* start Records provided *
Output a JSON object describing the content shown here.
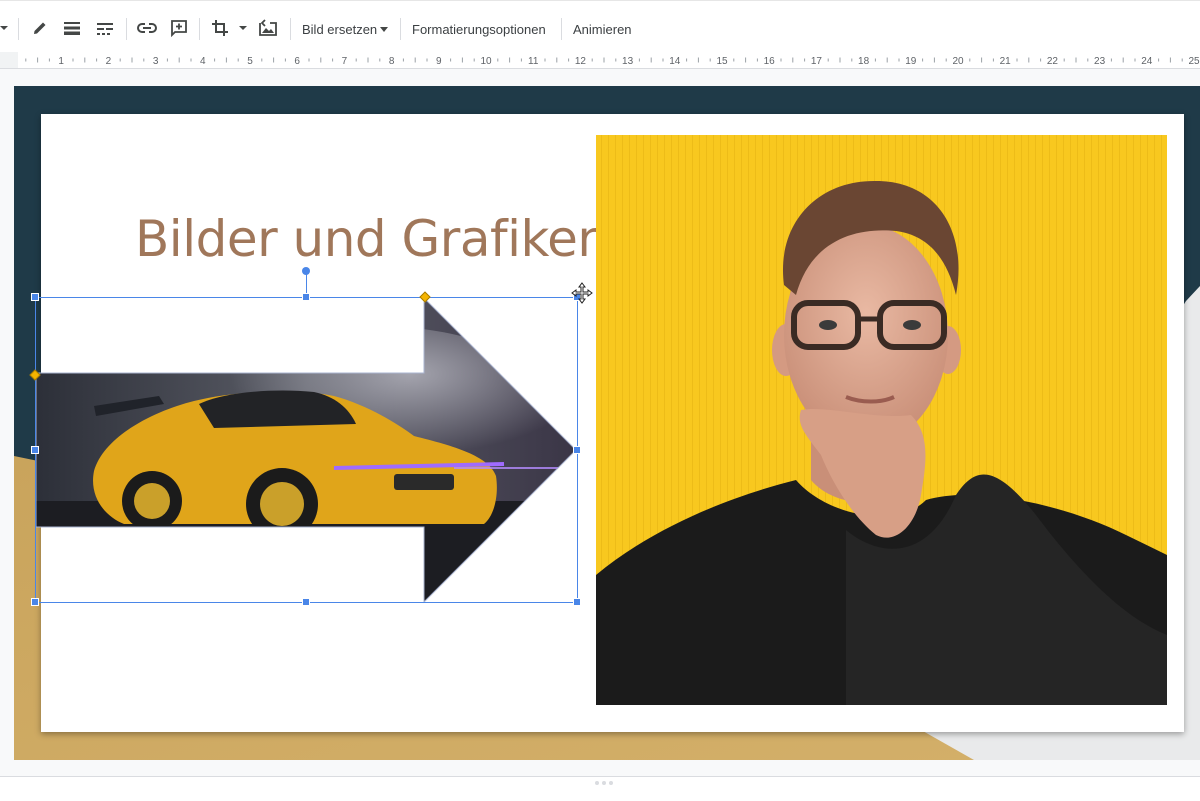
{
  "toolbar": {
    "replace_image_label": "Bild ersetzen",
    "format_options_label": "Formatierungsoptionen",
    "animate_label": "Animieren",
    "icons": [
      "dropdown-caret-icon",
      "pen-icon",
      "line-weight-icon",
      "line-dash-icon",
      "link-icon",
      "add-comment-icon",
      "crop-icon",
      "crop-dropdown-icon",
      "reset-image-icon"
    ]
  },
  "ruler": {
    "numbers": [
      "1",
      "2",
      "3",
      "4",
      "5",
      "6",
      "7",
      "8",
      "9",
      "10",
      "11",
      "12",
      "13",
      "14",
      "15",
      "16",
      "17",
      "18",
      "19",
      "20",
      "21",
      "22",
      "23",
      "24",
      "25"
    ]
  },
  "slide": {
    "title": "Bilder und Grafiken",
    "colors": {
      "title": "#a0775a",
      "theme_dark": "#1f3a48",
      "theme_gold": "#c9a45c",
      "selection": "#4a86e8",
      "photo_background": "#f8c81f"
    }
  }
}
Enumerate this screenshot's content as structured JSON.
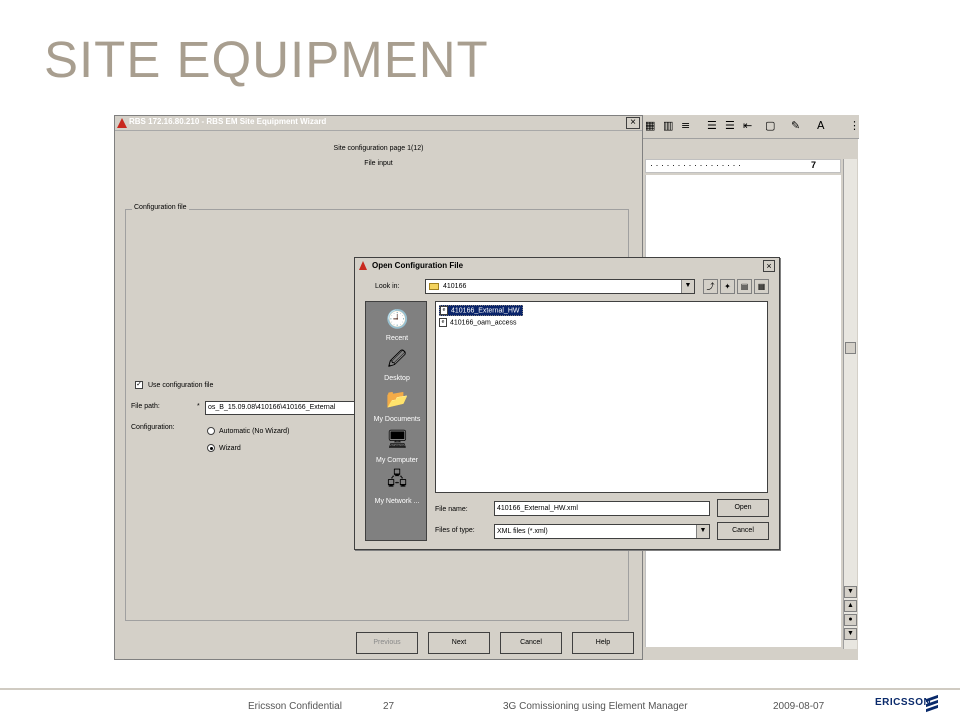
{
  "slide": {
    "title": "SITE EQUIPMENT"
  },
  "wizard": {
    "title": "RBS 172.16.80.210 - RBS EM Site Equipment Wizard",
    "page_label": "Site configuration page 1(12)",
    "subtitle": "File input",
    "group_label": "Configuration file",
    "use_config_label": "Use configuration file",
    "use_config_checked": true,
    "file_path_label": "File path:",
    "required_marker": "*",
    "file_path_value": "os_B_15.09.08\\410166\\410166_External",
    "configuration_label": "Configuration:",
    "radio_automatic": "Automatic (No Wizard)",
    "radio_wizard": "Wizard",
    "selected_mode": "Wizard",
    "buttons": {
      "previous": "Previous",
      "next": "Next",
      "cancel": "Cancel",
      "help": "Help"
    }
  },
  "dialog": {
    "title": "Open Configuration File",
    "lookin_label": "Look in:",
    "lookin_value": "410166",
    "places": [
      {
        "label": "Recent",
        "icon": "recent-icon"
      },
      {
        "label": "Desktop",
        "icon": "desktop-icon"
      },
      {
        "label": "My Documents",
        "icon": "my-documents-icon"
      },
      {
        "label": "My Computer",
        "icon": "my-computer-icon"
      },
      {
        "label": "My Network ...",
        "icon": "my-network-icon"
      }
    ],
    "files": [
      {
        "name": "410166_External_HW",
        "selected": true
      },
      {
        "name": "410166_oam_access",
        "selected": false
      }
    ],
    "filename_label": "File name:",
    "filename_value": "410166_External_HW.xml",
    "filetype_label": "Files of type:",
    "filetype_value": "XML files (*.xml)",
    "open_button": "Open",
    "cancel_button": "Cancel"
  },
  "word_ruler": {
    "mark": "7"
  },
  "footer": {
    "confidential": "Ericsson Confidential",
    "page_number": "27",
    "course": "3G Comissioning using Element Manager",
    "date": "2009-08-07",
    "logo": "ERICSSON"
  }
}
* end Records provided *
**Work to complete:** Write out each line of the data that holds the string "content".

**Exercise output:**
Output a JSON object describing the content shown here.
Enumerate this screenshot's content as structured JSON.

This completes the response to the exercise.